→ **KUTIPAN BACAAN**
_ _ _

Anugerah Keselamatan dan Penciptaan

Dua konsep anugerah yang dinyatakan di dalam Alkitab dibangun dari dua karya besar Allah, yaitu penciptaan dan keselamatan. Karya penciptaan Allah kita kenal sebagai dasar anugerah umum dan karya keselamatan Allah kita kenal sebagai anugerah khusus atau anugerah keselamatan. Di antara penciptaan dan sejarah keselamatan terdapat fakta kejatuhan manusia. Pengertian akan natur dan kedalaman fakta kejatuhan manusia akan mempengaruhi pengertian hubungan antara anugerah umum dan anugerah khusus Allah.

Theologi Anugerah
Menurut theologi Roma Katolik, natur asal manusia tidak berubah jauh setelah kejatuhan, sehingga walaupun manusia memiliki kecenderungan dosa, manusia masih dapat melakukan pekerjaan baik melalui anugerah umum atau natural grace. Akan tetapi anugerah umum ini tidak cukup untuk mencapai hidup kekal, maka manusia memerlukan infus anugerah supranatural, atau supranatural grace, yang memberikan kuasa untuk mencapai pembenaran tahap demi tahap sampai mendapatkan keselamatan.

Theologi Arminian percaya bahwa manusia sudah rusak akhlak setelah kejatuhan akan tetapi di dalam anugerah umum, manusia berdosa masih dapat memilih untuk menerima Injil Kristus. Anugerah umum memungkinkan manusia berdosa untuk percaya, sedangkan anugerah khusus bekerja sama dengan hasrat manusia mengakibatkan pertobatan, iman, dan keselamatan. Kedua anugerah ini dapat ditolak, maka anugerah umum maupun khusus tidak menjamin keselamatan. Theologi Arminian tidak membedakan anugerah umum dan anugerah khusus secara esensi.

Theologi Reformed percaya bahwa kejatuhan manusia menyebabkan kerusakan total sehingga manusia berdosa tidak lagi memiliki hasrat maupun kekuatan untuk melakukan pekerjaan baik ataupun untuk bertobat dan beriman kepada Kristus. Hanya anugerah keselamatan Allah yang supranatural dan rohaniah yang dapat membawa manusia berdosa kepada Kristus.

Maka theologi Reformed berbeda dengan theologi Roma Katolik yang menerima usaha manusia untuk mencapai keselamatan dengan bantuan anugerah supranatural. Theologi Reformed juga bertentangan dengan theologi Arminian yang menerima kemampuan manusia berdosa untuk memilih menerima keselamatan. Menurut theologi Reformed, keselamatan adalah semata-mata kedaulatan Allah yang tidak berhubungan dengan pilihan maupun hasil usaha manusia, dan anugerah khusus ini tidak dapat ditolak.

_ _ _

→ **POTONGAN DATA**
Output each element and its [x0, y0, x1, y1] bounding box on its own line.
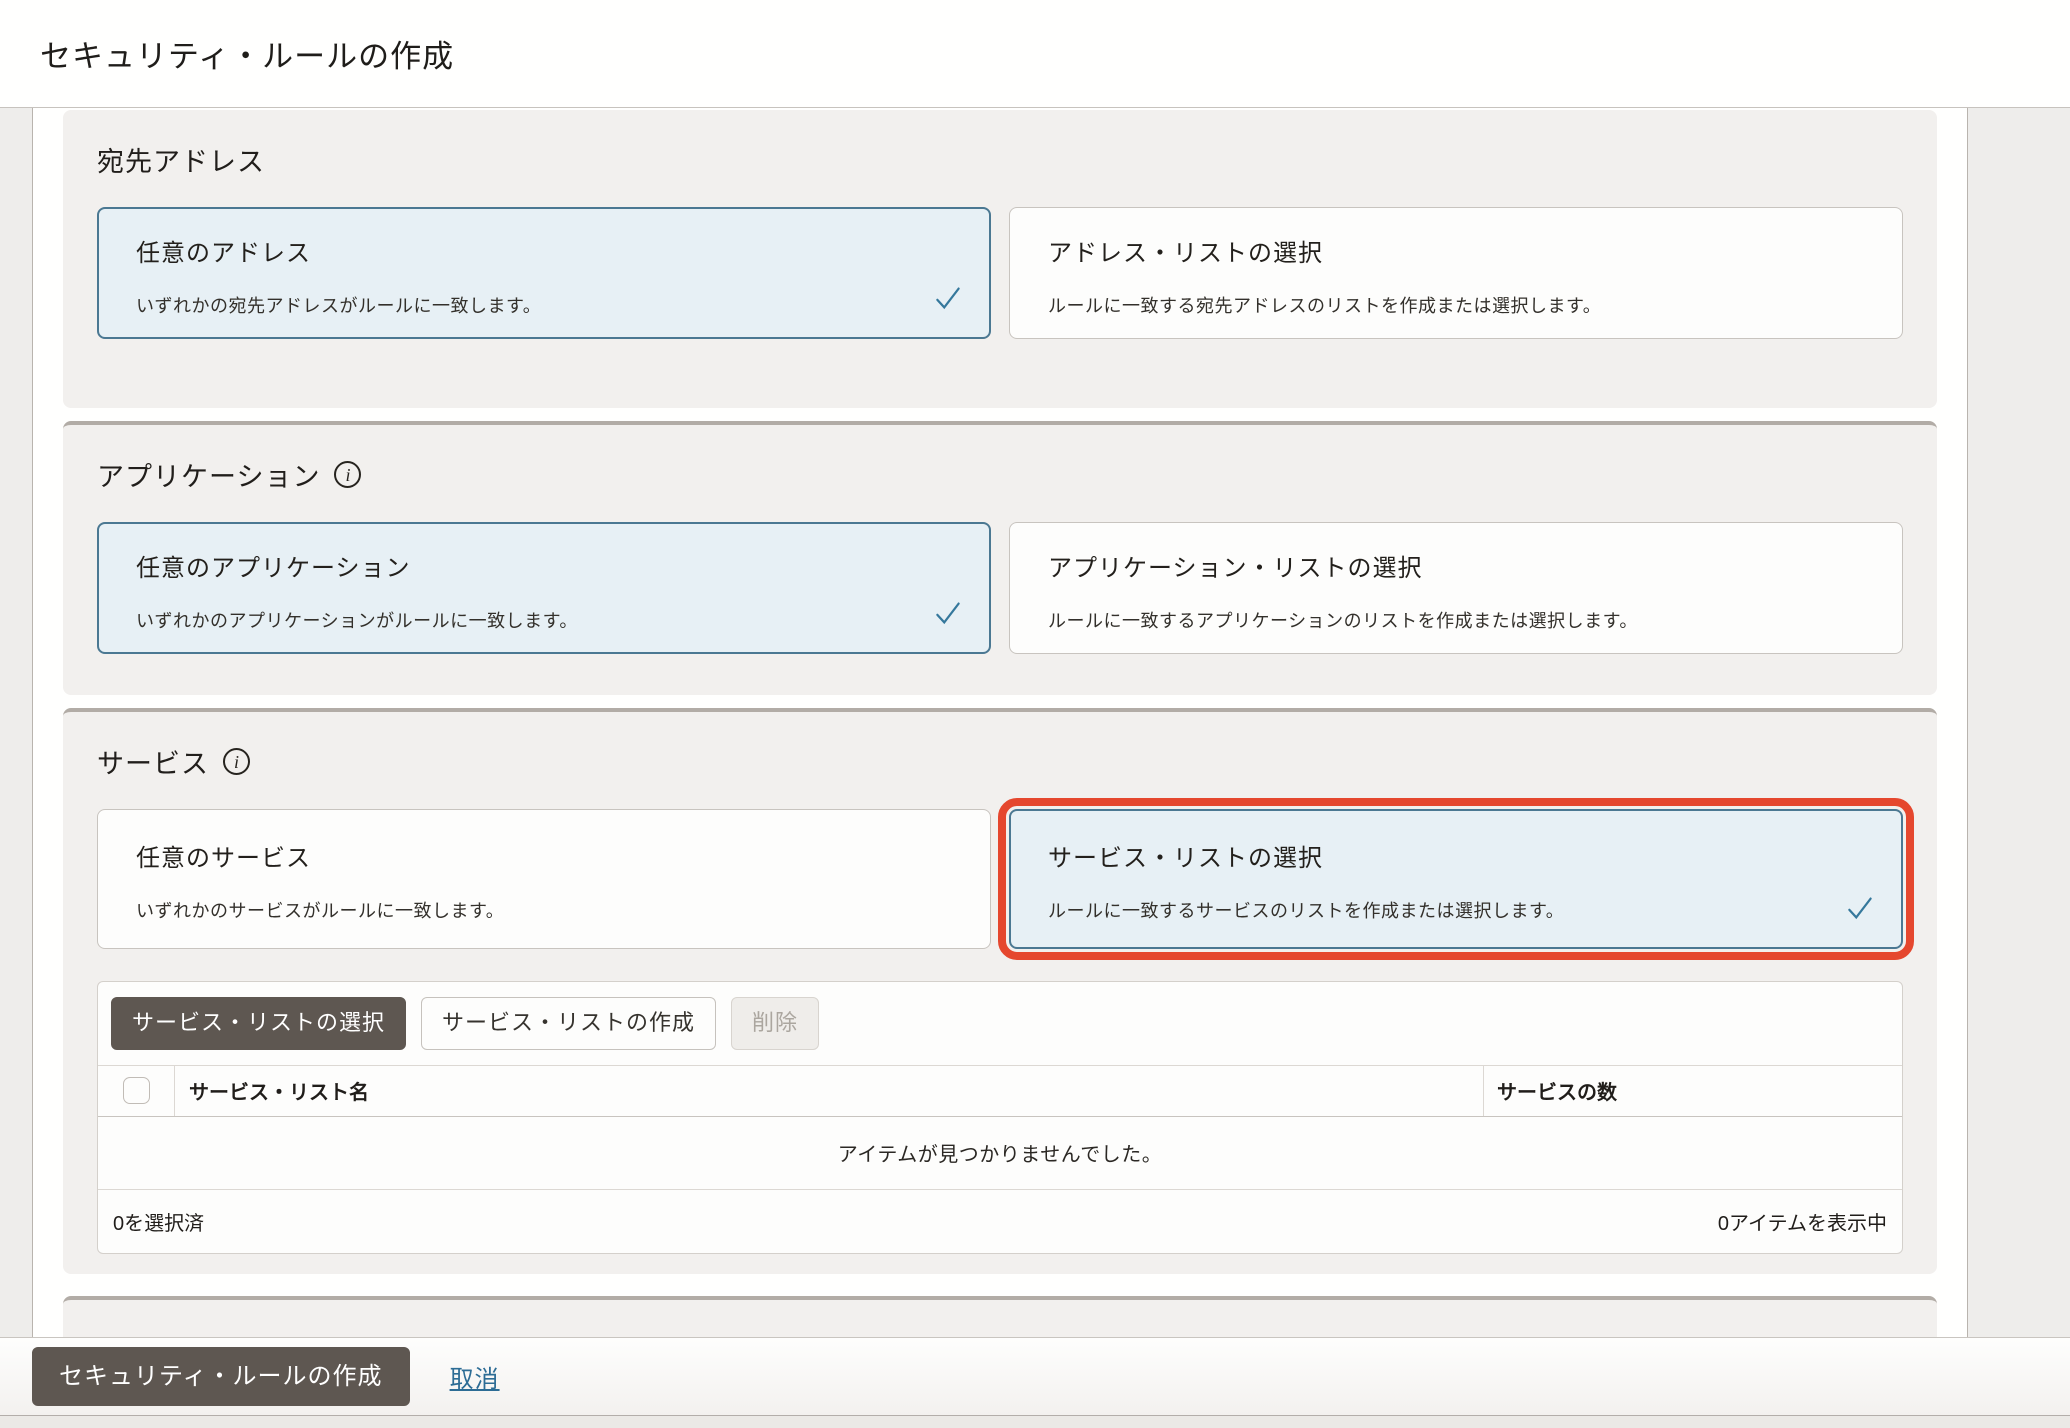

_ _ _

→ **TUJUAN 1**
Jawablah pertanyaan berikut berdasarkan teks tentang anugerah keselamatan dan penciptaan:
(a) Karya Allah yang mana yang dikenal sebagai dasar anugerah umum?
(b) Menurut theologi Arminian, apakah anugerah umum dan anugerah khusus dapat ditolak?
(c) Menurut theologi Reformed, apakah anugerah khusus dapat ditolak?
→ **TUJUAN 2**
Salin tanpa perubahan bagian teks tentang anugerah keselamatan dan penciptaan, seluruhnya mulai dari "Theologi Reformed percaya" hingga "berdosa kepada Kristus.".
→ **TUJUAN 3**
Teruskan teks tentang anugerah keselamatan dan penciptaan, dimulai sesudah kalimat terakhirnya.
Baris-baris data tidak diperlukan untuk mengerjakan tugas.

→ **HASIL LATIHAN 1**
(a) Karya penciptaan Allah.
(b) Ya, kedua anugerah itu dapat ditolak sehingga tidak menjamin keselamatan.
(c) Tidak, anugerah khusus tidak dapat ditolak.

→ **HASIL LATIHAN 2**
Theologi Reformed percaya bahwa kejatuhan manusia menyebabkan kerusakan total sehingga manusia berdosa tidak lagi memiliki hasrat maupun kekuatan untuk melakukan pekerjaan baik ataupun untuk bertobat dan beriman kepada Kristus. Hanya anugerah keselamatan Allah yang supranatural dan rohaniah yang dapat membawa manusia berdosa kepada Kristus.

→ **HASIL LATIHAN 3**
Akan tetapi, jikalau manusia sungguh-sungguh rusak total, mengapa banyak dari mereka yang dapat melakukan pekerjaan yang begitu baik di dalam membangun masyarakat? Jikalau manusia berdosa sungguh-sungguh hidup di bawah murka Allah, apa sebabnya Allah memberikan begitu banyak berkat dan talenta kepada mereka sampai sekarang? Doktrin anugerah umum theologi Reformed bertujuan menjelaskan paradoks antara kerusakan total manusia dan kebaikan Allah yang masih dapat dinikmati setelah kejatuhan manusia.

Sejarah Perkembangan Doktrin Anugerah Umum Theologi Reformed
Agustinus menegaskan kerusakan total dan ketergantungan mutlak manusia berdosa pada anugerah keselamatan Allah untuk menerangi pikiran dan mengubah kehendaknya menuju kebenaran. Walaupun manusia yang belum diselamatkan dapat melakukan perbuatan-perbuatan yang baik dan terhormat jika dilihat dari segi kehidupan sementara ini, semua perbuatan ini masih merupakan dosa karena mereka tidak berasal dari iman sejati dan kasih Allah serta tidak dilakukan untuk kemuliaan Allah.

John Calvin juga menegaskan bahwa dengan sendirinya manusia berdosa tidak dapat melakukan perbuatan baik dan menekankan natur khusus anugerah keselamatan. John Calvin tidak memakai istilah “anugerah umum”, akan tetapi dia menjelaskan tentang adanya anugerah yang Allah berikan kepada keseluruhan umat manusia yang tidak mengampuni dan memulihkan manusia dari dosa serta tidak membawa keselamatan. Anugerah ini membatasi kuasa dosa yang menghancurkan dan memelihara hukum moralitas Allah, sehingga memungkinkan berjalannya kehidupan di dunia yang sudah jatuh. Anugerah ini juga membagikan bakat-bakat dan talenta-talenta kepada manusia, mendorong perkembangan ilmu pengetahuan dan seni, dan memberikan berkat yang melimpah kepada umat manusia. Setelah John Calvin, doktrin anugerah umum diakui oleh pengikutnya – para theolog Reformed – pada umumnya, walaupun masih ada sebagian kecil yang menentang doktrin ini.

Abraham Kuyper mengembangkan pengertian anugerah umum sehubungan dengan dua doktrin theologi Reformed, yaitu kedaulatan Allah yang mutlak di atas segala sesuatu dan kerusakan total manusia setelah kejatuhan di dalam dosa. Allah memerintah di atas semua ciptaan-Nya dan memberikan karunia kepada mereka untuk memenuhi panggilan mereka. Setelah kejatuhan manusia, Allah menunjukkan karunia-Nya dengan membatasi tindakan dosa mereka. Tanpa pembatasan ini, manusia akan segera menghancurkan diri dan umat manusia akan lenyap sehingga tidak akan ada perkembangan dunia, umat manusia, dan gereja.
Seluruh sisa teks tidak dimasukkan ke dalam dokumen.